GOAL: The listing below should be printed exactly, every line of it. Skip the pictures.

=-=-=

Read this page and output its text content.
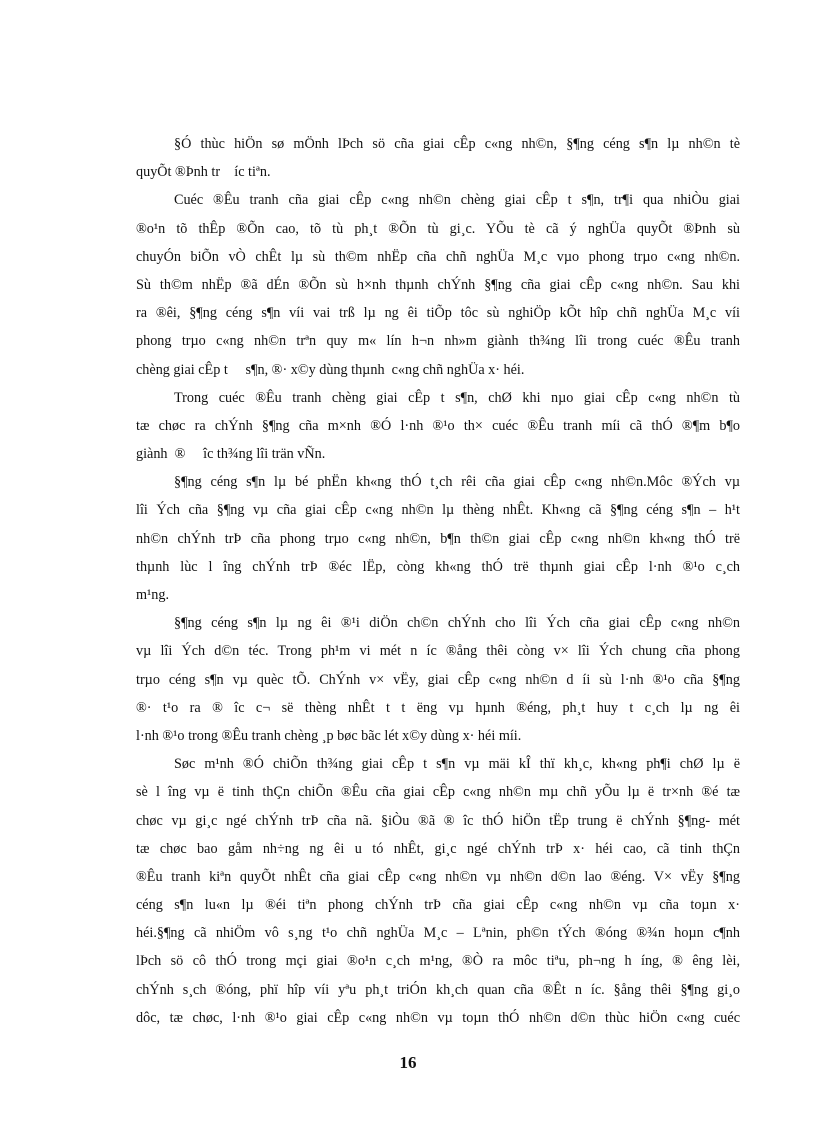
§Ó thùc hiÖn sø mÖnh lÞch sö cña giai cÊp c«ng nh©n, §¶ng céng s¶n lµ nh©n tè
quyÕt ®Þnh tr    íc tiªn.
Cuéc ®Êu tranh cña giai cÊp c«ng nh©n chèng giai cÊp t s¶n, tr¶i qua nhiÒu giai
®o¹n tõ thÊp ®Õn cao, tõ tù ph¸t ®Õn tù gi¸c. YÕu tè cã ý nghÜa quyÕt ®Þnh sù
chuyÓn biÕn vÒ chÊt lµ sù th©m nhËp cña chñ nghÜa M¸c vµo phong trµo c«ng nh©n.
Sù th©m nhËp ®ã dÉn ®Õn sù h×nh thµnh chÝnh §¶ng cña giai cÊp c«ng nh©n. Sau khi
ra ®êi, §¶ng céng s¶n víi vai trß lµ ng êi tiÕp tôc sù nghiÖp kÕt hîp chñ nghÜa M¸c víi
phong trµo c«ng nh©n trªn quy m« lín h¬n nh»m giành th¾ng lîi trong cuéc ®Êu tranh
chèng giai cÊp t     s¶n, ®· x©y dùng thµnh  c«ng chñ nghÜa x· héi.
Trong cuéc ®Êu tranh chèng giai cÊp t s¶n, chØ khi nµo giai cÊp c«ng nh©n tù
tæ chøc ra chÝnh §¶ng cña m×nh ®Ó l·nh ®¹o th× cuéc ®Êu tranh míi cã thÓ ®¶m b¶o
giành  ®     îc th¾ng lîi trän vÑn.
§¶ng céng s¶n lµ bé phËn kh«ng thÓ t¸ch rêi cña giai cÊp c«ng nh©n.Môc ®Ých vµ
lîi Ých cña §¶ng vµ cña giai cÊp c«ng nh©n lµ thèng nhÊt. Kh«ng cã §¶ng céng s¶n – h¹t
nh©n chÝnh trÞ cña phong trµo c«ng nh©n, b¶n th©n giai cÊp c«ng nh©n kh«ng thÓ trë
thµnh lùc l îng chÝnh trÞ ®éc lËp, còng kh«ng thÓ trë thµnh giai cÊp l·nh ®¹o c¸ch
m¹ng.
§¶ng céng s¶n lµ ng êi ®¹i diÖn ch©n chÝnh cho lîi Ých cña giai cÊp c«ng nh©n
vµ lîi Ých d©n téc. Trong ph¹m vi mét n íc ®ång thêi còng v× lîi Ých chung cña phong
trµo céng s¶n vµ quèc tÕ. ChÝnh v× vËy, giai cÊp c«ng nh©n d íi sù l·nh ®¹o cña §¶ng
®· t¹o ra ® îc c¬ së thèng nhÊt t t ëng vµ hµnh ®éng, ph¸t huy t c¸ch lµ ng êi
l·nh ®¹o trong ®Êu tranh chèng ¸p bøc bãc lét x©y dùng x· héi míi.
Søc m¹nh ®Ó chiÕn th¾ng giai cÊp t s¶n vµ mäi kÎ thï kh¸c, kh«ng ph¶i chØ lµ ë
sè l îng vµ ë tinh thÇn chiÕn ®Êu cña giai cÊp c«ng nh©n mµ chñ yÕu lµ ë tr×nh ®é tæ
chøc vµ gi¸c ngé chÝnh trÞ cña nã. §iÒu ®ã ® îc thÓ hiÖn tËp trung ë chÝnh §¶ng- mét
tæ chøc bao gåm nh÷ng ng êi u tó nhÊt, gi¸c ngé chÝnh trÞ x· héi cao, cã tinh thÇn
®Êu tranh kiªn quyÕt nhÊt cña giai cÊp c«ng nh©n vµ nh©n d©n lao ®éng. V× vËy §¶ng
céng s¶n lu«n lµ ®éi tiªn phong chÝnh trÞ cña giai cÊp c«ng nh©n vµ cña toµn x·
héi.§¶ng cã nhiÖm vô s¸ng t¹o chñ nghÜa M¸c – Lªnin, ph©n tÝch ®óng ®¾n hoµn c¶nh
lÞch sö cô thÓ trong mçi giai ®o¹n c¸ch m¹ng, ®Ò ra môc tiªu, ph¬ng h íng, ® êng lèi,
chÝnh s¸ch ®óng, phï hîp víi yªu ph¸t triÓn kh¸ch quan cña ®Êt n íc. §ång thêi §¶ng gi¸o
dôc, tæ chøc, l·nh ®¹o giai cÊp c«ng nh©n vµ toµn thÓ nh©n d©n thùc hiÖn c«ng cuéc
16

=-=-=

REPLY TO THE TASK:
Read this page and output its text content.
§Ó thùc hiÖn sø mÖnh lÞch sö cña giai cÊp c«ng nh©n, §¶ng céng s¶n lµ nh©n tè
quyÕt ®Þnh tr    íc tiªn.
Cuéc ®Êu tranh cña giai cÊp c«ng nh©n chèng giai cÊp t s¶n, tr¶i qua nhiÒu giai
®o¹n tõ thÊp ®Õn cao, tõ tù ph¸t ®Õn tù gi¸c. YÕu tè cã ý nghÜa quyÕt ®Þnh sù
chuyÓn biÕn vÒ chÊt lµ sù th©m nhËp cña chñ nghÜa M¸c vµo phong trµo c«ng nh©n.
Sù th©m nhËp ®ã dÉn ®Õn sù h×nh thµnh chÝnh §¶ng cña giai cÊp c«ng nh©n. Sau khi
ra ®êi, §¶ng céng s¶n víi vai trß lµ ng êi tiÕp tôc sù nghiÖp kÕt hîp chñ nghÜa M¸c víi
phong trµo c«ng nh©n trªn quy m« lín h¬n nh»m giành th¾ng lîi trong cuéc ®Êu tranh
chèng giai cÊp t     s¶n, ®· x©y dùng thµnh  c«ng chñ nghÜa x· héi.
Trong cuéc ®Êu tranh chèng giai cÊp t s¶n, chØ khi nµo giai cÊp c«ng nh©n tù
tæ chøc ra chÝnh §¶ng cña m×nh ®Ó l·nh ®¹o th× cuéc ®Êu tranh míi cã thÓ ®¶m b¶o
giành  ®     îc th¾ng lîi trän vÑn.
§¶ng céng s¶n lµ bé phËn kh«ng thÓ t¸ch rêi cña giai cÊp c«ng nh©n.Môc ®Ých vµ
lîi Ých cña §¶ng vµ cña giai cÊp c«ng nh©n lµ thèng nhÊt. Kh«ng cã §¶ng céng s¶n – h¹t
nh©n chÝnh trÞ cña phong trµo c«ng nh©n, b¶n th©n giai cÊp c«ng nh©n kh«ng thÓ trë
thµnh lùc l îng chÝnh trÞ ®éc lËp, còng kh«ng thÓ trë thµnh giai cÊp l·nh ®¹o c¸ch
m¹ng.
§¶ng céng s¶n lµ ng êi ®¹i diÖn ch©n chÝnh cho lîi Ých cña giai cÊp c«ng nh©n
vµ lîi Ých d©n téc. Trong ph¹m vi mét n íc ®ång thêi còng v× lîi Ých chung cña phong
trµo céng s¶n vµ quèc tÕ. ChÝnh v× vËy, giai cÊp c«ng nh©n d íi sù l·nh ®¹o cña §¶ng
®· t¹o ra ® îc c¬ së thèng nhÊt t t ëng vµ hµnh ®éng, ph¸t huy t c¸ch lµ ng êi
l·nh ®¹o trong ®Êu tranh chèng ¸p bøc bãc lét x©y dùng x· héi míi.
Søc m¹nh ®Ó chiÕn th¾ng giai cÊp t s¶n vµ mäi kÎ thï kh¸c, kh«ng ph¶i chØ lµ ë
sè l îng vµ ë tinh thÇn chiÕn ®Êu cña giai cÊp c«ng nh©n mµ chñ yÕu lµ ë tr×nh ®é tæ
chøc vµ gi¸c ngé chÝnh trÞ cña nã. §iÒu ®ã ® îc thÓ hiÖn tËp trung ë chÝnh §¶ng- mét
tæ chøc bao gåm nh÷ng ng êi u tó nhÊt, gi¸c ngé chÝnh trÞ x· héi cao, cã tinh thÇn
®Êu tranh kiªn quyÕt nhÊt cña giai cÊp c«ng nh©n vµ nh©n d©n lao ®éng. V× vËy §¶ng
céng s¶n lu«n lµ ®éi tiªn phong chÝnh trÞ cña giai cÊp c«ng nh©n vµ cña toµn x·
héi.§¶ng cã nhiÖm vô s¸ng t¹o chñ nghÜa M¸c – Lªnin, ph©n tÝch ®óng ®¾n hoµn c¶nh
lÞch sö cô thÓ trong mçi giai ®o¹n c¸ch m¹ng, ®Ò ra môc tiªu, ph¬ng h íng, ® êng lèi,
chÝnh s¸ch ®óng, phï hîp víi yªu ph¸t triÓn kh¸ch quan cña ®Êt n íc. §ång thêi §¶ng gi¸o
dôc, tæ chøc, l·nh ®¹o giai cÊp c«ng nh©n vµ toµn thÓ nh©n d©n thùc hiÖn c«ng cuéc
16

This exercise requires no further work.